[BEGIN Extracted records]
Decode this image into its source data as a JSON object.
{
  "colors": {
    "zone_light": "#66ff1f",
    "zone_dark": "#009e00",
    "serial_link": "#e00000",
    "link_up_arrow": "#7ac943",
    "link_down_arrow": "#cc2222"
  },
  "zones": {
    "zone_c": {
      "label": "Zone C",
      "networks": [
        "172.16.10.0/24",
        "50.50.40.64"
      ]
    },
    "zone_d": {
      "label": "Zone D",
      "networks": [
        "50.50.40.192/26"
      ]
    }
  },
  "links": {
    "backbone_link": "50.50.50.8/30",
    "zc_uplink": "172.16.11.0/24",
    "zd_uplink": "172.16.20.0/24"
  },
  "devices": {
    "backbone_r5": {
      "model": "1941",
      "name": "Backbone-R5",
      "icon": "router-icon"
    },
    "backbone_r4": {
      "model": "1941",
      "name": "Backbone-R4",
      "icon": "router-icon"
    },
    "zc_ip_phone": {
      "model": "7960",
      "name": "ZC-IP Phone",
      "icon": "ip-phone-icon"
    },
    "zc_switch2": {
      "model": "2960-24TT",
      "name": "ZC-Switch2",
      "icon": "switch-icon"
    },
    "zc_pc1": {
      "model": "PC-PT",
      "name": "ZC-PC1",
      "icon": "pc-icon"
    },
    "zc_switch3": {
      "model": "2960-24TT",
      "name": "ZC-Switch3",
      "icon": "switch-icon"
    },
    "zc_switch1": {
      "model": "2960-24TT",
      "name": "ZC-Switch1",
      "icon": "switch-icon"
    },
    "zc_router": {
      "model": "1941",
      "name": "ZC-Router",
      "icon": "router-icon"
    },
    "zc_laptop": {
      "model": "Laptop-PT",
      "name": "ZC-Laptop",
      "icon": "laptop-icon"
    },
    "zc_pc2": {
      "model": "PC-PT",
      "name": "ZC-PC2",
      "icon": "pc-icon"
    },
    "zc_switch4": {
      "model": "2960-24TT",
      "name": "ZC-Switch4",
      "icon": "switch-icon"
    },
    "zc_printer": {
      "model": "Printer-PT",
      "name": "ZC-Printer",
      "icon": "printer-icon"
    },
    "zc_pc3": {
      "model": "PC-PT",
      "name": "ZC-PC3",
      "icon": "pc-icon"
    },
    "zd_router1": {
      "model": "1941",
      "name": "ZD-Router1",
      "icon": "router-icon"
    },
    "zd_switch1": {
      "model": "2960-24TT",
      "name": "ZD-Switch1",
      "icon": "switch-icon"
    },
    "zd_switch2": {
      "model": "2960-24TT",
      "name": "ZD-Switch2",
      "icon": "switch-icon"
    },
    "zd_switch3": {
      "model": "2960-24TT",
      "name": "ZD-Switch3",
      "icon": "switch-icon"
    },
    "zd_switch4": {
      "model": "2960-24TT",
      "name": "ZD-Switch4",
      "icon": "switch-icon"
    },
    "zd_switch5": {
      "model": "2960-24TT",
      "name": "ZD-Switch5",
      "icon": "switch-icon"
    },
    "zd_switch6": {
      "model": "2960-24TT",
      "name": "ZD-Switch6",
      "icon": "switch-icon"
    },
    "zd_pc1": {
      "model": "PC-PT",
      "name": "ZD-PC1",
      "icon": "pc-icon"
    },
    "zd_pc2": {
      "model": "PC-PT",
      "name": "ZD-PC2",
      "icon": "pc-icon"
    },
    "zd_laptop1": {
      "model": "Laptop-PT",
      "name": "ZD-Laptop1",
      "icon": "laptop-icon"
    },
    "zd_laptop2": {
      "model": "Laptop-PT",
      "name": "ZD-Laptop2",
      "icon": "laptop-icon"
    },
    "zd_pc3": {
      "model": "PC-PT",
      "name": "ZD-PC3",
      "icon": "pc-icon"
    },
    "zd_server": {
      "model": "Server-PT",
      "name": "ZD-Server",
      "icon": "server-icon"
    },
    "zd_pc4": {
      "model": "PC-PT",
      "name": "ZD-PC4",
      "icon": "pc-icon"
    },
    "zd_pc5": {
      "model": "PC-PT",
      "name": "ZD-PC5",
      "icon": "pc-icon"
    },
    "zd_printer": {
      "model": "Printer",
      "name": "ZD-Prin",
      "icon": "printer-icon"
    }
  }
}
[END Extracted records]
- [The exercise]
Please give back all of the records exactly as written.

- [Answer to the task]
Decode this image into its source data as a JSON object.
{
  "colors": {
    "zone_light": "#66ff1f",
    "zone_dark": "#009e00",
    "serial_link": "#e00000",
    "link_up_arrow": "#7ac943",
    "link_down_arrow": "#cc2222"
  },
  "zones": {
    "zone_c": {
      "label": "Zone C",
      "networks": [
        "172.16.10.0/24",
        "50.50.40.64"
      ]
    },
    "zone_d": {
      "label": "Zone D",
      "networks": [
        "50.50.40.192/26"
      ]
    }
  },
  "links": {
    "backbone_link": "50.50.50.8/30",
    "zc_uplink": "172.16.11.0/24",
    "zd_uplink": "172.16.20.0/24"
  },
  "devices": {
    "backbone_r5": {
      "model": "1941",
      "name": "Backbone-R5",
      "icon": "router-icon"
    },
    "backbone_r4": {
      "model": "1941",
      "name": "Backbone-R4",
      "icon": "router-icon"
    },
    "zc_ip_phone": {
      "model": "7960",
      "name": "ZC-IP Phone",
      "icon": "ip-phone-icon"
    },
    "zc_switch2": {
      "model": "2960-24TT",
      "name": "ZC-Switch2",
      "icon": "switch-icon"
    },
    "zc_pc1": {
      "model": "PC-PT",
      "name": "ZC-PC1",
      "icon": "pc-icon"
    },
    "zc_switch3": {
      "model": "2960-24TT",
      "name": "ZC-Switch3",
      "icon": "switch-icon"
    },
    "zc_switch1": {
      "model": "2960-24TT",
      "name": "ZC-Switch1",
      "icon": "switch-icon"
    },
    "zc_router": {
      "model": "1941",
      "name": "ZC-Router",
      "icon": "router-icon"
    },
    "zc_laptop": {
      "model": "Laptop-PT",
      "name": "ZC-Laptop",
      "icon": "laptop-icon"
    },
    "zc_pc2": {
      "model": "PC-PT",
      "name": "ZC-PC2",
      "icon": "pc-icon"
    },
    "zc_switch4": {
      "model": "2960-24TT",
      "name": "ZC-Switch4",
      "icon": "switch-icon"
    },
    "zc_printer": {
      "model": "Printer-PT",
      "name": "ZC-Printer",
      "icon": "printer-icon"
    },
    "zc_pc3": {
      "model": "PC-PT",
      "name": "ZC-PC3",
      "icon": "pc-icon"
    },
    "zd_router1": {
      "model": "1941",
      "name": "ZD-Router1",
      "icon": "router-icon"
    },
    "zd_switch1": {
      "model": "2960-24TT",
      "name": "ZD-Switch1",
      "icon": "switch-icon"
    },
    "zd_switch2": {
      "model": "2960-24TT",
      "name": "ZD-Switch2",
      "icon": "switch-icon"
    },
    "zd_switch3": {
      "model": "2960-24TT",
      "name": "ZD-Switch3",
      "icon": "switch-icon"
    },
    "zd_switch4": {
      "model": "2960-24TT",
      "name": "ZD-Switch4",
      "icon": "switch-icon"
    },
    "zd_switch5": {
      "model": "2960-24TT",
      "name": "ZD-Switch5",
      "icon": "switch-icon"
    },
    "zd_switch6": {
      "model": "2960-24TT",
      "name": "ZD-Switch6",
      "icon": "switch-icon"
    },
    "zd_pc1": {
      "model": "PC-PT",
      "name": "ZD-PC1",
      "icon": "pc-icon"
    },
    "zd_pc2": {
      "model": "PC-PT",
      "name": "ZD-PC2",
      "icon": "pc-icon"
    },
    "zd_laptop1": {
      "model": "Laptop-PT",
      "name": "ZD-Laptop1",
      "icon": "laptop-icon"
    },
    "zd_laptop2": {
      "model": "Laptop-PT",
      "name": "ZD-Laptop2",
      "icon": "laptop-icon"
    },
    "zd_pc3": {
      "model": "PC-PT",
      "name": "ZD-PC3",
      "icon": "pc-icon"
    },
    "zd_server": {
      "model": "Server-PT",
      "name": "ZD-Server",
      "icon": "server-icon"
    },
    "zd_pc4": {
      "model": "PC-PT",
      "name": "ZD-PC4",
      "icon": "pc-icon"
    },
    "zd_pc5": {
      "model": "PC-PT",
      "name": "ZD-PC5",
      "icon": "pc-icon"
    },
    "zd_printer": {
      "model": "Printer",
      "name": "ZD-Prin",
      "icon": "printer-icon"
    }
  }
}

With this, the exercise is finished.